== Instruction ==
Quote the records that follow in full, leaving the pictures out.

== Listed entries ==
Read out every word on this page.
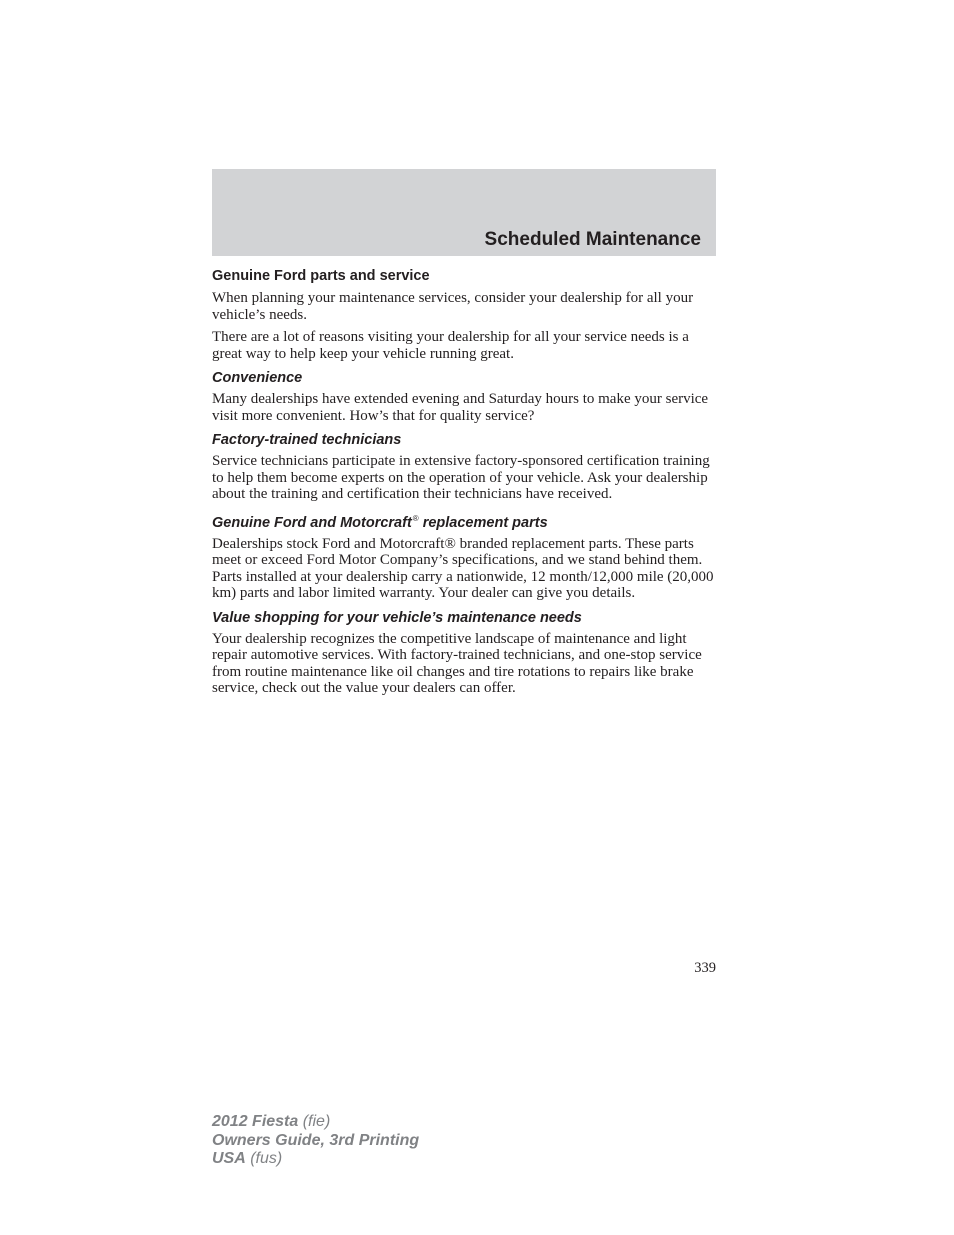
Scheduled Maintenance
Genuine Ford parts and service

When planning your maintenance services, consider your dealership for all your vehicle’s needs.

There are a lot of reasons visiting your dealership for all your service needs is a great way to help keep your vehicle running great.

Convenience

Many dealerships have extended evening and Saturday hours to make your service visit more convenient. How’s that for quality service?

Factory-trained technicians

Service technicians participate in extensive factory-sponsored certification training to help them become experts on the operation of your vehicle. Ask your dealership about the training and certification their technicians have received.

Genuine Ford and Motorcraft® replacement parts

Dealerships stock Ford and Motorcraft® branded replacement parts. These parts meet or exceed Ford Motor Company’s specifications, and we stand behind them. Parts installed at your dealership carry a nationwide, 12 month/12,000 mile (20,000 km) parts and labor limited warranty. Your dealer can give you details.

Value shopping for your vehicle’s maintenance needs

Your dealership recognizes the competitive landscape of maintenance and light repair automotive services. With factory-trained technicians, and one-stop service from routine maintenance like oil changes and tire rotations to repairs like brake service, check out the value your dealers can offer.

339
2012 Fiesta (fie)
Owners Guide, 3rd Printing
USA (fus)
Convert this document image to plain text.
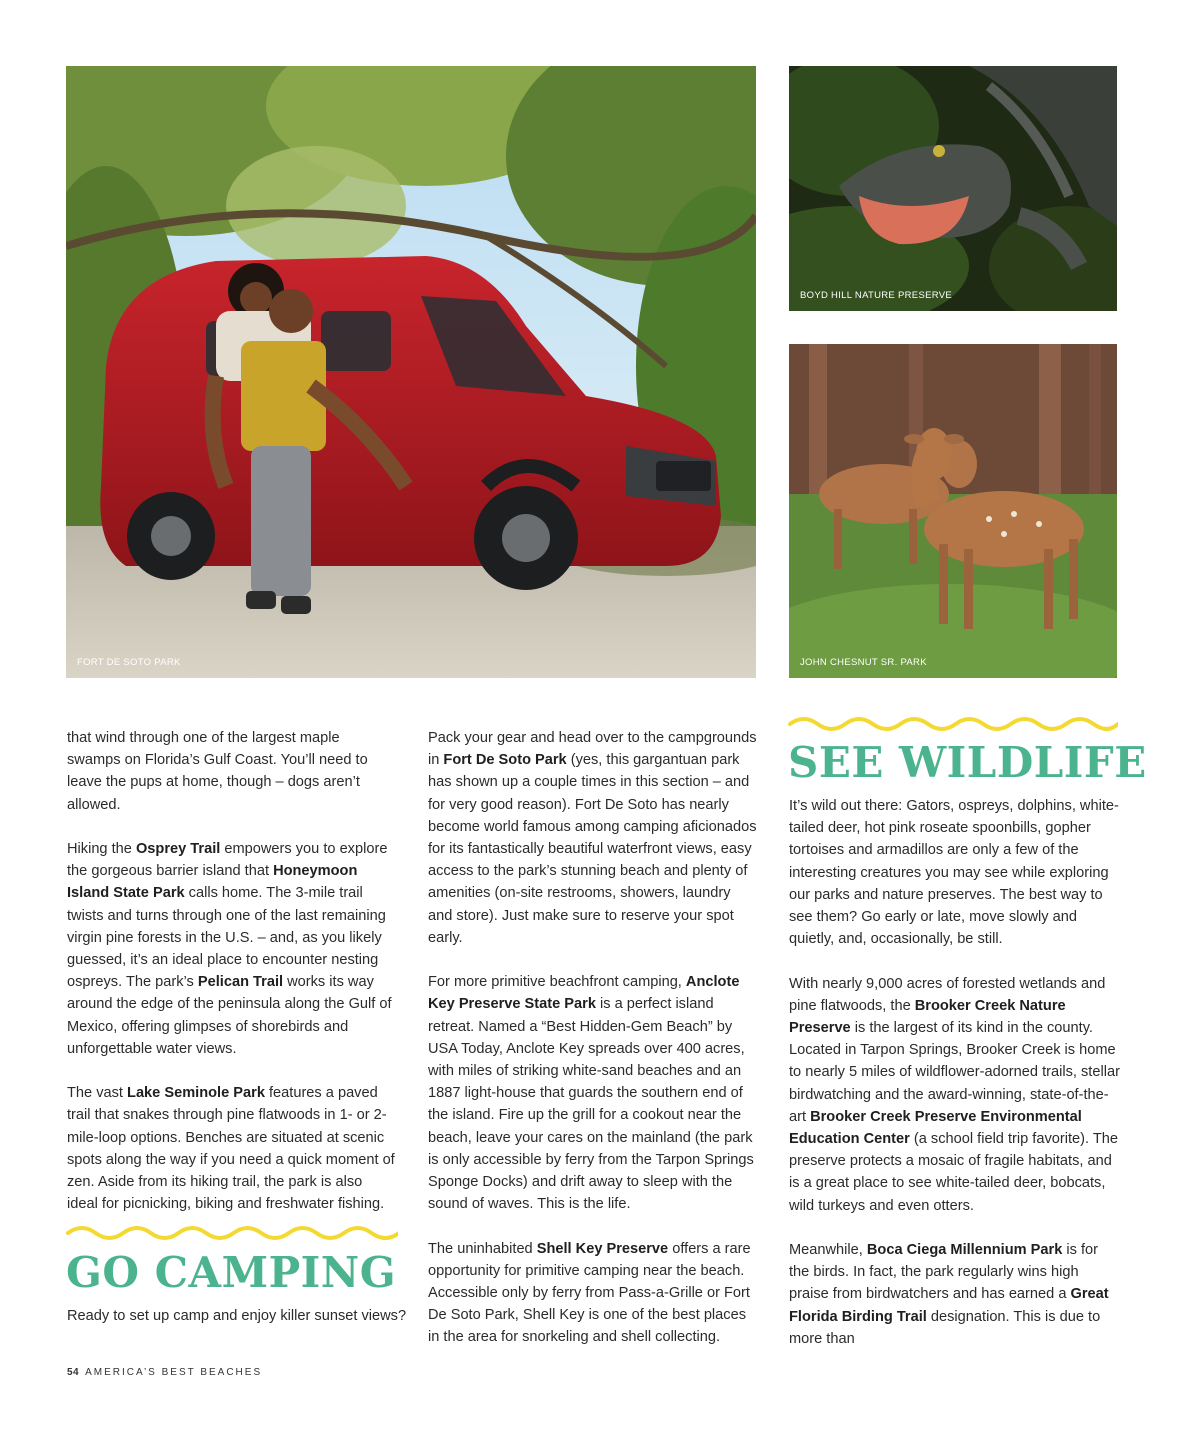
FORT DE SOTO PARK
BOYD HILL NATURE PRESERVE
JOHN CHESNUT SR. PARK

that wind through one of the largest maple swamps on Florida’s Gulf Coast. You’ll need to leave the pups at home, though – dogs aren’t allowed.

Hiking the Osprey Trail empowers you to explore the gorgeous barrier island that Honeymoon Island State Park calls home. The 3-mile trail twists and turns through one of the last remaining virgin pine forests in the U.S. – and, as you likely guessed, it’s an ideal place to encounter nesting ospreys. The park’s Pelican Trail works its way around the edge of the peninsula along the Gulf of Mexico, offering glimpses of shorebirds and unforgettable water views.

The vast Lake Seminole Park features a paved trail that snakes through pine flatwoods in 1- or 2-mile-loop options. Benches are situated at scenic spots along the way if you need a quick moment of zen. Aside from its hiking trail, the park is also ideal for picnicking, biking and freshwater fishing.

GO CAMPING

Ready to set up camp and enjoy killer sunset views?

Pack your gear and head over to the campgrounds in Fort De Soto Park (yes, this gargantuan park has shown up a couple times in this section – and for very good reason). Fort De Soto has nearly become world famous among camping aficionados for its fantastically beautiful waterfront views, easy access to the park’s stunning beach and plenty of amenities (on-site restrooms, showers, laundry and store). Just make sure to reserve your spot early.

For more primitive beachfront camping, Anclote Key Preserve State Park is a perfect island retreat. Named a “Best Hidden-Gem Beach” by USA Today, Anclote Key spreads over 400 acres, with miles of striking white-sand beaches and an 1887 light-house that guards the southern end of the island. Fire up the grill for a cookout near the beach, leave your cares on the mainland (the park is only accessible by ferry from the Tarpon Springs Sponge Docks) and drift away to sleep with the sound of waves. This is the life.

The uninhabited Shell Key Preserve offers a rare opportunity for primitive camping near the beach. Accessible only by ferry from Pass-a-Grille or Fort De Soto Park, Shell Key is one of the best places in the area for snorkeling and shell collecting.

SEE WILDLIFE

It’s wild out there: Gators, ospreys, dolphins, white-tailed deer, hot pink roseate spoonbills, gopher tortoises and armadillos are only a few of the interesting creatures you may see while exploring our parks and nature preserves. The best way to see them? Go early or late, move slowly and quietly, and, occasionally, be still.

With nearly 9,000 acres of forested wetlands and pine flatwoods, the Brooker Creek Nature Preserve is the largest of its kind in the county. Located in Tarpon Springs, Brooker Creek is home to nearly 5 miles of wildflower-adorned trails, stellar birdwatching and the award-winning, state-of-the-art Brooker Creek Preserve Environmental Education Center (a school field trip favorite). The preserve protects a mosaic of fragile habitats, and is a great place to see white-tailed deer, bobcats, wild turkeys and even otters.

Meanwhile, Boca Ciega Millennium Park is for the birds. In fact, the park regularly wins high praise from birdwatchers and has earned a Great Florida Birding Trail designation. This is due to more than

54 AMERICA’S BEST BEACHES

== Reply ==
Read out every word on this page.
Scheduled Maintenance
Genuine Ford parts and service

When planning your maintenance services, consider your dealership for all your vehicle’s needs.

There are a lot of reasons visiting your dealership for all your service needs is a great way to help keep your vehicle running great.

Convenience

Many dealerships have extended evening and Saturday hours to make your service visit more convenient. How’s that for quality service?

Factory-trained technicians

Service technicians participate in extensive factory-sponsored certification training to help them become experts on the operation of your vehicle. Ask your dealership about the training and certification their technicians have received.

Genuine Ford and Motorcraft® replacement parts

Dealerships stock Ford and Motorcraft® branded replacement parts. These parts meet or exceed Ford Motor Company’s specifications, and we stand behind them. Parts installed at your dealership carry a nationwide, 12 month/12,000 mile (20,000 km) parts and labor limited warranty. Your dealer can give you details.

Value shopping for your vehicle’s maintenance needs

Your dealership recognizes the competitive landscape of maintenance and light repair automotive services. With factory-trained technicians, and one-stop service from routine maintenance like oil changes and tire rotations to repairs like brake service, check out the value your dealers can offer.

339
2012 Fiesta (fie)
Owners Guide, 3rd Printing
USA (fus)
Convert this document image to plain text.
FORT DE SOTO PARK
BOYD HILL NATURE PRESERVE
JOHN CHESNUT SR. PARK

that wind through one of the largest maple swamps on Florida’s Gulf Coast. You’ll need to leave the pups at home, though – dogs aren’t allowed.

Hiking the Osprey Trail empowers you to explore the gorgeous barrier island that Honeymoon Island State Park calls home. The 3-mile trail twists and turns through one of the last remaining virgin pine forests in the U.S. – and, as you likely guessed, it’s an ideal place to encounter nesting ospreys. The park’s Pelican Trail works its way around the edge of the peninsula along the Gulf of Mexico, offering glimpses of shorebirds and unforgettable water views.

The vast Lake Seminole Park features a paved trail that snakes through pine flatwoods in 1- or 2-mile-loop options. Benches are situated at scenic spots along the way if you need a quick moment of zen. Aside from its hiking trail, the park is also ideal for picnicking, biking and freshwater fishing.

GO CAMPING

Ready to set up camp and enjoy killer sunset views?

Pack your gear and head over to the campgrounds in Fort De Soto Park (yes, this gargantuan park has shown up a couple times in this section – and for very good reason). Fort De Soto has nearly become world famous among camping aficionados for its fantastically beautiful waterfront views, easy access to the park’s stunning beach and plenty of amenities (on-site restrooms, showers, laundry and store). Just make sure to reserve your spot early.

For more primitive beachfront camping, Anclote Key Preserve State Park is a perfect island retreat. Named a “Best Hidden-Gem Beach” by USA Today, Anclote Key spreads over 400 acres, with miles of striking white-sand beaches and an 1887 light-house that guards the southern end of the island. Fire up the grill for a cookout near the beach, leave your cares on the mainland (the park is only accessible by ferry from the Tarpon Springs Sponge Docks) and drift away to sleep with the sound of waves. This is the life.

The uninhabited Shell Key Preserve offers a rare opportunity for primitive camping near the beach. Accessible only by ferry from Pass-a-Grille or Fort De Soto Park, Shell Key is one of the best places in the area for snorkeling and shell collecting.

SEE WILDLIFE

It’s wild out there: Gators, ospreys, dolphins, white-tailed deer, hot pink roseate spoonbills, gopher tortoises and armadillos are only a few of the interesting creatures you may see while exploring our parks and nature preserves. The best way to see them? Go early or late, move slowly and quietly, and, occasionally, be still.

With nearly 9,000 acres of forested wetlands and pine flatwoods, the Brooker Creek Nature Preserve is the largest of its kind in the county. Located in Tarpon Springs, Brooker Creek is home to nearly 5 miles of wildflower-adorned trails, stellar birdwatching and the award-winning, state-of-the-art Brooker Creek Preserve Environmental Education Center (a school field trip favorite). The preserve protects a mosaic of fragile habitats, and is a great place to see white-tailed deer, bobcats, wild turkeys and even otters.

Meanwhile, Boca Ciega Millennium Park is for the birds. In fact, the park regularly wins high praise from birdwatchers and has earned a Great Florida Birding Trail designation. This is due to more than

54 AMERICA’S BEST BEACHES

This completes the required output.